» **What you have to do**
From the listing below, extract each entry exactly as written, minus the images.

» **Stored items from a collection**
******************************
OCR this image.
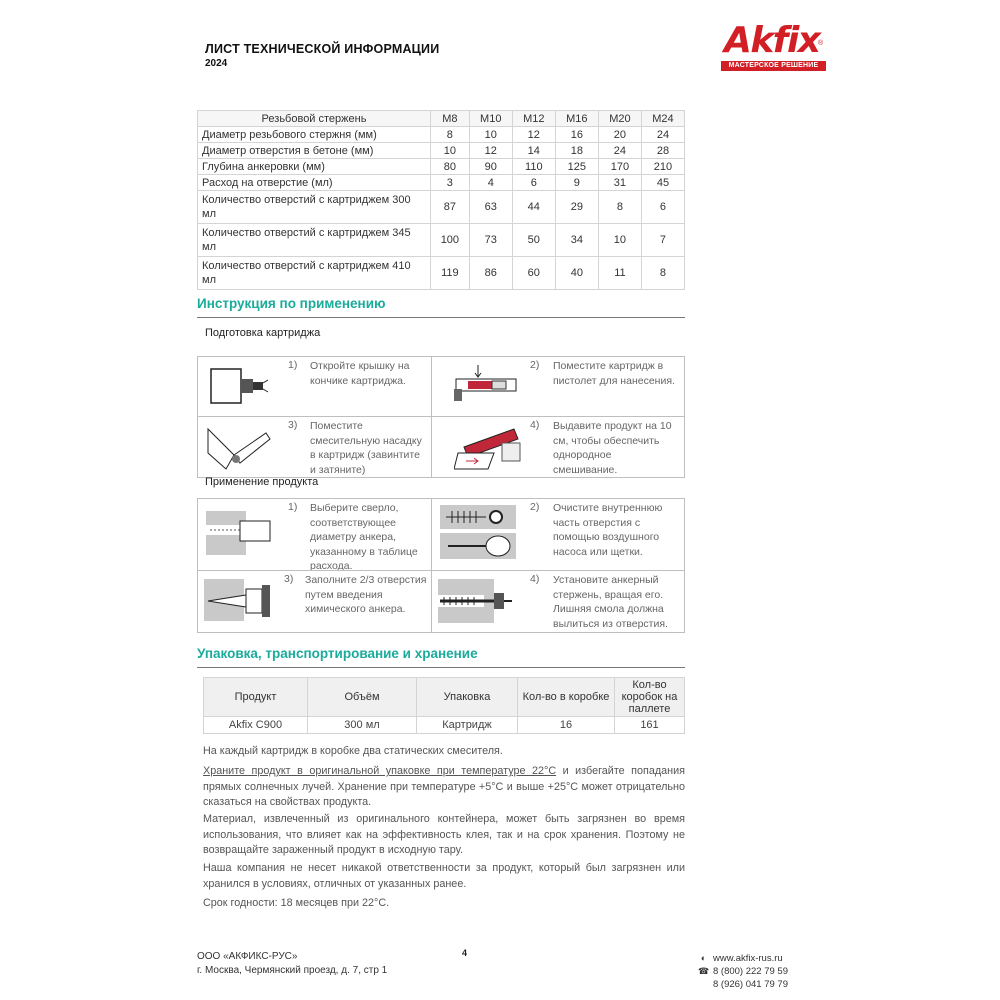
ЛИСТ ТЕХНИЧЕСКОЙ ИНФОРМАЦИИ
2024
Akfix
®
МАСТЕРСКОЕ РЕШЕНИЕ
Резьбовой стержень	M8	M10	M12	M16	M20	M24
Диаметр резьбового стержня (мм)	8	10	12	16	20	24
Диаметр отверстия в бетоне (мм)	10	12	14	18	24	28
Глубина анкеровки (мм)	80	90	110	125	170	210
Расход на отверстие (мл)	3	4	6	9	31	45
Количество отверстий с картриджем 300 мл	87	63	44	29	8	6
Количество отверстий с картриджем 345 мл	100	73	50	34	10	7
Количество отверстий с картриджем 410 мл	119	86	60	40	11	8
Инструкция по применению
Подготовка картриджа
1) Откройте крышку на кончике картриджа.
2) Поместите картридж в пистолет для нанесения.
3) Поместите смесительную насадку в картридж (завинтите и затяните)
4) Выдавите продукт на 10 см, чтобы обеспечить однородное смешивание.
Применение продукта
1) Выберите сверло, соответствующее диаметру анкера, указанному в таблице расхода.
2) Очистите внутреннюю часть отверстия с помощью воздушного насоса или щетки.
3) Заполните 2/3 отверстия путем введения химического анкера.
4) Установите анкерный стержень, вращая его. Лишняя смола должна вылиться из отверстия.
Упаковка, транспортирование и хранение
Продукт	Объём	Упаковка	Кол-во в коробке	Кол-во коробок на паллете
Akfix C900	300 мл	Картридж	16	161
На каждый картридж в коробке два статических смесителя.
Храните продукт в оригинальной упаковке при температуре 22°C и избегайте попадания прямых солнечных лучей. Хранение при температуре +5°C и выше +25°C может отрицательно сказаться на свойствах продукта.
Материал, извлеченный из оригинального контейнера, может быть загрязнен во время использования, что влияет как на эффективность клея, так и на срок хранения. Поэтому не возвращайте зараженный продукт в исходную тару.
Наша компания не несет никакой ответственности за продукт, который был загрязнен или хранился в условиях, отличных от указанных ранее.
Срок годности: 18 месяцев при 22°C.
ООО «АКФИКС-РУС»
г. Москва, Чермянский проезд, д. 7, стр 1
4	◐ www.akfix-rus.ru
☎ 8 (800) 222 79 59
8 (926) 041 79 79
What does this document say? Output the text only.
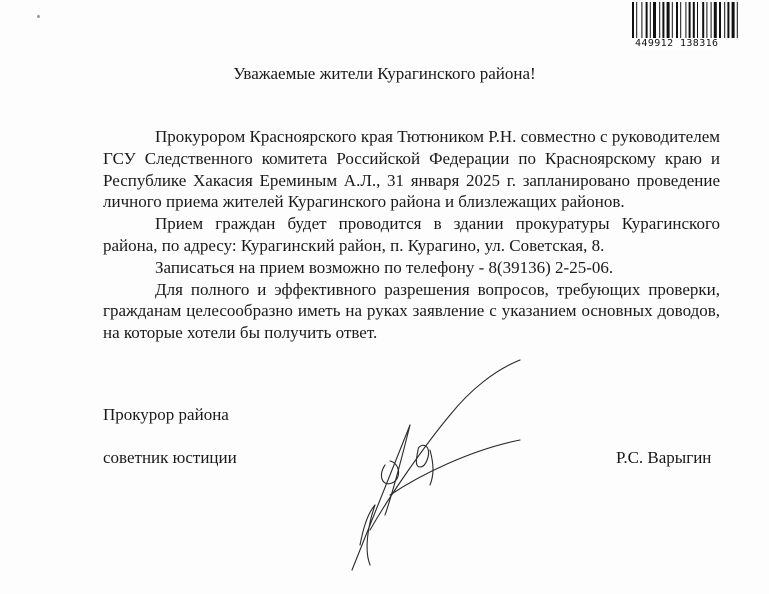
449912 138316
Уважаемые жители Курагинского района!

Прокурором Красноярского края Тютюником Р.Н. совместно с руководителем ГСУ Следственного комитета Российской Федерации по Красноярскому краю и Республике Хакасия Ереминым А.Л., 31 января 2025 г. запланировано проведение личного приема жителей Курагинского района и близлежащих районов.

Прием граждан будет проводится в здании прокуратуры Курагинского района, по адресу: Курагинский район, п. Курагино, ул. Советская, 8.

Записаться на прием возможно по телефону - 8(39136) 2-25-06.

Для полного и эффективного разрешения вопросов, требующих проверки, гражданам целесообразно иметь на руках заявление с указанием основных доводов, на которые хотели бы получить ответ.

Прокурор района
советник юстиции	Р.С. Варыгин
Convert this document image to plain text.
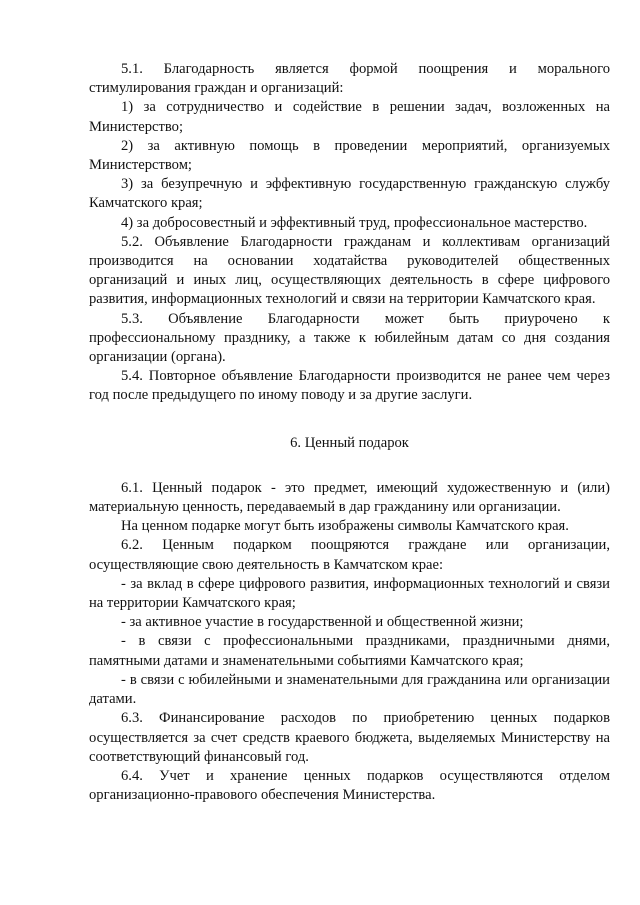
5.1. Благодарность является формой поощрения и морального стимулирования граждан и организаций:

1) за сотрудничество и содействие в решении задач, возложенных на Министерство;

2) за активную помощь в проведении мероприятий, организуемых Министерством;

3) за безупречную и эффективную государственную гражданскую службу Камчатского края;

4) за добросовестный и эффективный труд, профессиональное мастерство.

5.2. Объявление Благодарности гражданам и коллективам организаций производится на основании ходатайства руководителей общественных организаций и иных лиц, осуществляющих деятельность в сфере цифрового развития, информационных технологий и связи на территории Камчатского края.

5.3. Объявление Благодарности может быть приурочено к профессиональному празднику, а также к юбилейным датам со дня создания организации (органа).

5.4. Повторное объявление Благодарности производится не ранее чем через год после предыдущего по иному поводу и за другие заслуги.

6. Ценный подарок

6.1. Ценный подарок - это предмет, имеющий художественную и (или) материальную ценность, передаваемый в дар гражданину или организации.

На ценном подарке могут быть изображены символы Камчатского края.

6.2. Ценным подарком поощряются граждане или организации, осуществляющие свою деятельность в Камчатском крае:

- за вклад в сфере цифрового развития, информационных технологий и связи на территории Камчатского края;

- за активное участие в государственной и общественной жизни;

- в связи с профессиональными праздниками, праздничными днями, памятными датами и знаменательными событиями Камчатского края;

- в связи с юбилейными и знаменательными для гражданина или организации датами.

6.3. Финансирование расходов по приобретению ценных подарков осуществляется за счет средств краевого бюджета, выделяемых Министерству на соответствующий финансовый год.

6.4. Учет и хранение ценных подарков осуществляются отделом организационно-правового обеспечения Министерства.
******************************
» **Task solution**
OCR this image.
ЛИСТ ТЕХНИЧЕСКОЙ ИНФОРМАЦИИ
2024
Akfix
®
МАСТЕРСКОЕ РЕШЕНИЕ
Резьбовой стержень	M8	M10	M12	M16	M20	M24
Диаметр резьбового стержня (мм)	8	10	12	16	20	24
Диаметр отверстия в бетоне (мм)	10	12	14	18	24	28
Глубина анкеровки (мм)	80	90	110	125	170	210
Расход на отверстие (мл)	3	4	6	9	31	45
Количество отверстий с картриджем 300 мл	87	63	44	29	8	6
Количество отверстий с картриджем 345 мл	100	73	50	34	10	7
Количество отверстий с картриджем 410 мл	119	86	60	40	11	8
Инструкция по применению
Подготовка картриджа
1) Откройте крышку на кончике картриджа.
2) Поместите картридж в пистолет для нанесения.
3) Поместите смесительную насадку в картридж (завинтите и затяните)
4) Выдавите продукт на 10 см, чтобы обеспечить однородное смешивание.
Применение продукта
1) Выберите сверло, соответствующее диаметру анкера, указанному в таблице расхода.
2) Очистите внутреннюю часть отверстия с помощью воздушного насоса или щетки.
3) Заполните 2/3 отверстия путем введения химического анкера.
4) Установите анкерный стержень, вращая его. Лишняя смола должна вылиться из отверстия.
Упаковка, транспортирование и хранение
Продукт	Объём	Упаковка	Кол-во в коробке	Кол-во коробок на паллете
Akfix C900	300 мл	Картридж	16	161
На каждый картридж в коробке два статических смесителя.
Храните продукт в оригинальной упаковке при температуре 22°C и избегайте попадания прямых солнечных лучей. Хранение при температуре +5°C и выше +25°C может отрицательно сказаться на свойствах продукта.
Материал, извлеченный из оригинального контейнера, может быть загрязнен во время использования, что влияет как на эффективность клея, так и на срок хранения. Поэтому не возвращайте зараженный продукт в исходную тару.
Наша компания не несет никакой ответственности за продукт, который был загрязнен или хранился в условиях, отличных от указанных ранее.
Срок годности: 18 месяцев при 22°C.
ООО «АКФИКС-РУС»
г. Москва, Чермянский проезд, д. 7, стр 1
4	◐ www.akfix-rus.ru
☎ 8 (800) 222 79 59
8 (926) 041 79 79
What does this document say? Output the text only.
449912 138316
Уважаемые жители Курагинского района!

Прокурором Красноярского края Тютюником Р.Н. совместно с руководителем ГСУ Следственного комитета Российской Федерации по Красноярскому краю и Республике Хакасия Ереминым А.Л., 31 января 2025 г. запланировано проведение личного приема жителей Курагинского района и близлежащих районов.

Прием граждан будет проводится в здании прокуратуры Курагинского района, по адресу: Курагинский район, п. Курагино, ул. Советская, 8.

Записаться на прием возможно по телефону - 8(39136) 2-25-06.

Для полного и эффективного разрешения вопросов, требующих проверки, гражданам целесообразно иметь на руках заявление с указанием основных доводов, на которые хотели бы получить ответ.

Прокурор района
советник юстиции	Р.С. Варыгин
Convert this document image to plain text.
5.1. Благодарность является формой поощрения и морального стимулирования граждан и организаций:

1) за сотрудничество и содействие в решении задач, возложенных на Министерство;

2) за активную помощь в проведении мероприятий, организуемых Министерством;

3) за безупречную и эффективную государственную гражданскую службу Камчатского края;

4) за добросовестный и эффективный труд, профессиональное мастерство.

5.2. Объявление Благодарности гражданам и коллективам организаций производится на основании ходатайства руководителей общественных организаций и иных лиц, осуществляющих деятельность в сфере цифрового развития, информационных технологий и связи на территории Камчатского края.

5.3. Объявление Благодарности может быть приурочено к профессиональному празднику, а также к юбилейным датам со дня создания организации (органа).

5.4. Повторное объявление Благодарности производится не ранее чем через год после предыдущего по иному поводу и за другие заслуги.

6. Ценный подарок

6.1. Ценный подарок - это предмет, имеющий художественную и (или) материальную ценность, передаваемый в дар гражданину или организации.

На ценном подарке могут быть изображены символы Камчатского края.

6.2. Ценным подарком поощряются граждане или организации, осуществляющие свою деятельность в Камчатском крае:

- за вклад в сфере цифрового развития, информационных технологий и связи на территории Камчатского края;

- за активное участие в государственной и общественной жизни;

- в связи с профессиональными праздниками, праздничными днями, памятными датами и знаменательными событиями Камчатского края;

- в связи с юбилейными и знаменательными для гражданина или организации датами.

6.3. Финансирование расходов по приобретению ценных подарков осуществляется за счет средств краевого бюджета, выделяемых Министерству на соответствующий финансовый год.

6.4. Учет и хранение ценных подарков осуществляются отделом организационно-правового обеспечения Министерства.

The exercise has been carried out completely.